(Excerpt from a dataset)
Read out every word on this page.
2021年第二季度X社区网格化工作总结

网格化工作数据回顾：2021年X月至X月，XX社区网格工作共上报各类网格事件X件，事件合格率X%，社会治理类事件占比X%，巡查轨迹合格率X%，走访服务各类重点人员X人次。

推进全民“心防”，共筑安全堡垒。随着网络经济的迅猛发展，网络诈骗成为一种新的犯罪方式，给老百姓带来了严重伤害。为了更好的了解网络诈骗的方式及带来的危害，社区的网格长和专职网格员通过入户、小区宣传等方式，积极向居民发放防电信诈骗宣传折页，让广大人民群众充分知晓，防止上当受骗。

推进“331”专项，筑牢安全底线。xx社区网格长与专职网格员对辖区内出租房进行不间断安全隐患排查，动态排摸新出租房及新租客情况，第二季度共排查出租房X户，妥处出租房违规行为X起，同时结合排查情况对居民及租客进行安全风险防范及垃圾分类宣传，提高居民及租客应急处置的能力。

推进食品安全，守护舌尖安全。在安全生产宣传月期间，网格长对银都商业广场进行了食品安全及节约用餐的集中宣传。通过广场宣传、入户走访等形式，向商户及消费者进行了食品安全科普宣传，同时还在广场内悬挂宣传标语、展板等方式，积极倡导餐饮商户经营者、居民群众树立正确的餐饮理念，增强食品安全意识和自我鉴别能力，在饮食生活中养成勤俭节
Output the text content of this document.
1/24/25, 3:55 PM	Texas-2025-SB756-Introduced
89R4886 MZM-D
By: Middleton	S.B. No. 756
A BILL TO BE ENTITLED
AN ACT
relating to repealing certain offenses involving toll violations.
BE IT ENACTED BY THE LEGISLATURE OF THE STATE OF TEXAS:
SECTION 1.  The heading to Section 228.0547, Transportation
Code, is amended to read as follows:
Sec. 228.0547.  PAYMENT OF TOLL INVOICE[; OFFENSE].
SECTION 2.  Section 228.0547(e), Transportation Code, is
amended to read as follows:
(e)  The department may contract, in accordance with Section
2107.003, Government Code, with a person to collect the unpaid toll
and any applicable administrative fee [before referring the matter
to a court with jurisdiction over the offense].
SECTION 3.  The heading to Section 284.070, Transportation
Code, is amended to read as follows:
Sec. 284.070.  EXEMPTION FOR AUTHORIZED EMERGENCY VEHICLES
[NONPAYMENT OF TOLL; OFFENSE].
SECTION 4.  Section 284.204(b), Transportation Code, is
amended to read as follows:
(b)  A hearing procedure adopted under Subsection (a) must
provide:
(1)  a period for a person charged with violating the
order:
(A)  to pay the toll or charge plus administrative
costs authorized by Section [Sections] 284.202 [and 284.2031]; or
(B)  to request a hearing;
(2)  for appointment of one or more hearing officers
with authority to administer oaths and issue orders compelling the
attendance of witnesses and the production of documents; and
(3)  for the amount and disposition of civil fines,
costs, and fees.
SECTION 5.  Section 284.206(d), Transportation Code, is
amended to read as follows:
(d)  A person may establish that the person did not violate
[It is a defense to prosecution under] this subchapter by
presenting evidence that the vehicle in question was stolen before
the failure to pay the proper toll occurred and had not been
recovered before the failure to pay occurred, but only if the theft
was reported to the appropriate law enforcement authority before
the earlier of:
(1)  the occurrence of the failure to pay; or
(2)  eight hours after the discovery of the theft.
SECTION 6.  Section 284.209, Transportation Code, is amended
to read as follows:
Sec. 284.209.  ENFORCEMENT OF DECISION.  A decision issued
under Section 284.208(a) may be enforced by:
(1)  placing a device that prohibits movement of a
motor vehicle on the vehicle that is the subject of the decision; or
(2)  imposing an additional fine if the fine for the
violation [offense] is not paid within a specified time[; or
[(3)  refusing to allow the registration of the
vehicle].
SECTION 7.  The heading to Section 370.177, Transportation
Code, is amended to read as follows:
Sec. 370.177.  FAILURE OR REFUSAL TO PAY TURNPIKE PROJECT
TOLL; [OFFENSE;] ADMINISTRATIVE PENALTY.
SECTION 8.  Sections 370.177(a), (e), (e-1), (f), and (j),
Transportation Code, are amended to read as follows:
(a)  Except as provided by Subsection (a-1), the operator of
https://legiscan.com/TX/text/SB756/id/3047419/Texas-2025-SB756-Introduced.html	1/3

### Job
Reproduce each record shown above without altering a single word.

### Answer
Read out every word on this page.
2021年第二季度X社区网格化工作总结

网格化工作数据回顾：2021年X月至X月，XX社区网格工作共上报各类网格事件X件，事件合格率X%，社会治理类事件占比X%，巡查轨迹合格率X%，走访服务各类重点人员X人次。

推进全民“心防”，共筑安全堡垒。随着网络经济的迅猛发展，网络诈骗成为一种新的犯罪方式，给老百姓带来了严重伤害。为了更好的了解网络诈骗的方式及带来的危害，社区的网格长和专职网格员通过入户、小区宣传等方式，积极向居民发放防电信诈骗宣传折页，让广大人民群众充分知晓，防止上当受骗。

推进“331”专项，筑牢安全底线。xx社区网格长与专职网格员对辖区内出租房进行不间断安全隐患排查，动态排摸新出租房及新租客情况，第二季度共排查出租房X户，妥处出租房违规行为X起，同时结合排查情况对居民及租客进行安全风险防范及垃圾分类宣传，提高居民及租客应急处置的能力。

推进食品安全，守护舌尖安全。在安全生产宣传月期间，网格长对银都商业广场进行了食品安全及节约用餐的集中宣传。通过广场宣传、入户走访等形式，向商户及消费者进行了食品安全科普宣传，同时还在广场内悬挂宣传标语、展板等方式，积极倡导餐饮商户经营者、居民群众树立正确的餐饮理念，增强食品安全意识和自我鉴别能力，在饮食生活中养成勤俭节
Output the text content of this document.
1/24/25, 3:55 PM	Texas-2025-SB756-Introduced
89R4886 MZM-D
By: Middleton	S.B. No. 756
A BILL TO BE ENTITLED
AN ACT
relating to repealing certain offenses involving toll violations.
BE IT ENACTED BY THE LEGISLATURE OF THE STATE OF TEXAS:
SECTION 1.  The heading to Section 228.0547, Transportation
Code, is amended to read as follows:
Sec. 228.0547.  PAYMENT OF TOLL INVOICE[; OFFENSE].
SECTION 2.  Section 228.0547(e), Transportation Code, is
amended to read as follows:
(e)  The department may contract, in accordance with Section
2107.003, Government Code, with a person to collect the unpaid toll
and any applicable administrative fee [before referring the matter
to a court with jurisdiction over the offense].
SECTION 3.  The heading to Section 284.070, Transportation
Code, is amended to read as follows:
Sec. 284.070.  EXEMPTION FOR AUTHORIZED EMERGENCY VEHICLES
[NONPAYMENT OF TOLL; OFFENSE].
SECTION 4.  Section 284.204(b), Transportation Code, is
amended to read as follows:
(b)  A hearing procedure adopted under Subsection (a) must
provide:
(1)  a period for a person charged with violating the
order:
(A)  to pay the toll or charge plus administrative
costs authorized by Section [Sections] 284.202 [and 284.2031]; or
(B)  to request a hearing;
(2)  for appointment of one or more hearing officers
with authority to administer oaths and issue orders compelling the
attendance of witnesses and the production of documents; and
(3)  for the amount and disposition of civil fines,
costs, and fees.
SECTION 5.  Section 284.206(d), Transportation Code, is
amended to read as follows:
(d)  A person may establish that the person did not violate
[It is a defense to prosecution under] this subchapter by
presenting evidence that the vehicle in question was stolen before
the failure to pay the proper toll occurred and had not been
recovered before the failure to pay occurred, but only if the theft
was reported to the appropriate law enforcement authority before
the earlier of:
(1)  the occurrence of the failure to pay; or
(2)  eight hours after the discovery of the theft.
SECTION 6.  Section 284.209, Transportation Code, is amended
to read as follows:
Sec. 284.209.  ENFORCEMENT OF DECISION.  A decision issued
under Section 284.208(a) may be enforced by:
(1)  placing a device that prohibits movement of a
motor vehicle on the vehicle that is the subject of the decision; or
(2)  imposing an additional fine if the fine for the
violation [offense] is not paid within a specified time[; or
[(3)  refusing to allow the registration of the
vehicle].
SECTION 7.  The heading to Section 370.177, Transportation
Code, is amended to read as follows:
Sec. 370.177.  FAILURE OR REFUSAL TO PAY TURNPIKE PROJECT
TOLL; [OFFENSE;] ADMINISTRATIVE PENALTY.
SECTION 8.  Sections 370.177(a), (e), (e-1), (f), and (j),
Transportation Code, are amended to read as follows:
(a)  Except as provided by Subsection (a-1), the operator of
https://legiscan.com/TX/text/SB756/id/3047419/Texas-2025-SB756-Introduced.html	1/3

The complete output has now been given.